▶ [Directions]:
Drop every picture and give the entries back exactly.

[Collection entries]
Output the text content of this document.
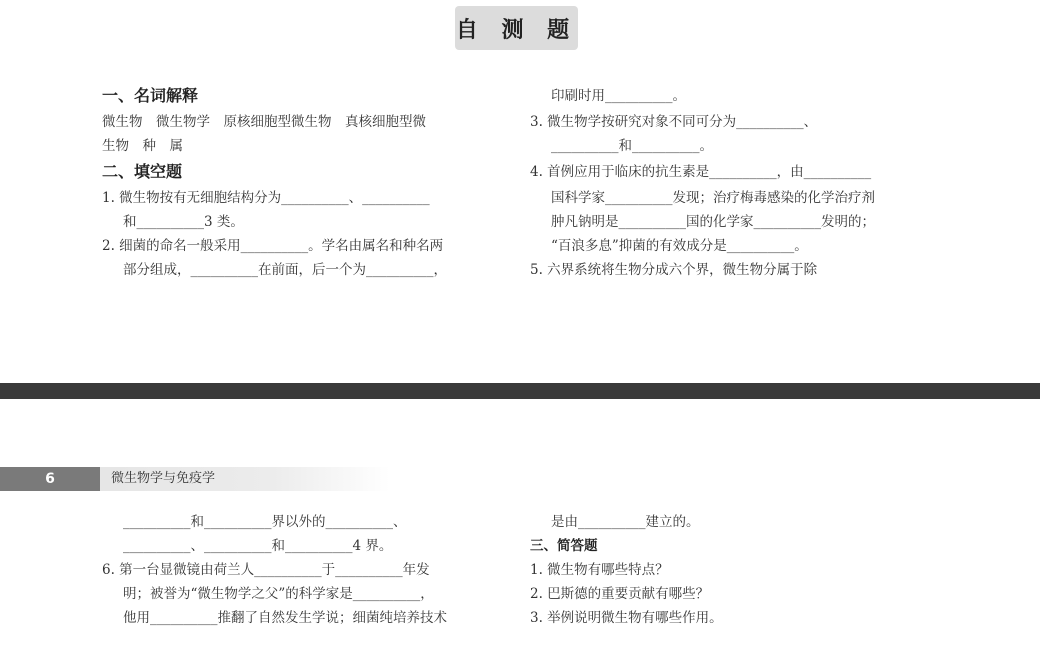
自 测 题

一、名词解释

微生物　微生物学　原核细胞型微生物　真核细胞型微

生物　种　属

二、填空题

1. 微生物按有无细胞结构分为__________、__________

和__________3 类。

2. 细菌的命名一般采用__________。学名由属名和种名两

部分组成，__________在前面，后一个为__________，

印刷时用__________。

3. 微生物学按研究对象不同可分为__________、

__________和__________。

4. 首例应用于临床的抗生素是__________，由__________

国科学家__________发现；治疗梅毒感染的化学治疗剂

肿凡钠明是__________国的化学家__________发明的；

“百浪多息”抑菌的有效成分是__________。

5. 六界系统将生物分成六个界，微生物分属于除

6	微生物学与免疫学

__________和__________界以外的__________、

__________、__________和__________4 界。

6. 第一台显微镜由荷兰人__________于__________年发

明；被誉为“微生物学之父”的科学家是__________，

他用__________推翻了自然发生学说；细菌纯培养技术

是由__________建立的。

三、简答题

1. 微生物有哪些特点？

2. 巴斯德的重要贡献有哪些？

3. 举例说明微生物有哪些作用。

▶ [Answer for the task]:
Output the text content of this document.
自 测 题

一、名词解释

微生物　微生物学　原核细胞型微生物　真核细胞型微

生物　种　属

二、填空题

1. 微生物按有无细胞结构分为__________、__________

和__________3 类。

2. 细菌的命名一般采用__________。学名由属名和种名两

部分组成，__________在前面，后一个为__________，

印刷时用__________。

3. 微生物学按研究对象不同可分为__________、

__________和__________。

4. 首例应用于临床的抗生素是__________，由__________

国科学家__________发现；治疗梅毒感染的化学治疗剂

肿凡钠明是__________国的化学家__________发明的；

“百浪多息”抑菌的有效成分是__________。

5. 六界系统将生物分成六个界，微生物分属于除

6	微生物学与免疫学

__________和__________界以外的__________、

__________、__________和__________4 界。

6. 第一台显微镜由荷兰人__________于__________年发

明；被誉为“微生物学之父”的科学家是__________，

他用__________推翻了自然发生学说；细菌纯培养技术

是由__________建立的。

三、简答题

1. 微生物有哪些特点？

2. 巴斯德的重要贡献有哪些？

3. 举例说明微生物有哪些作用。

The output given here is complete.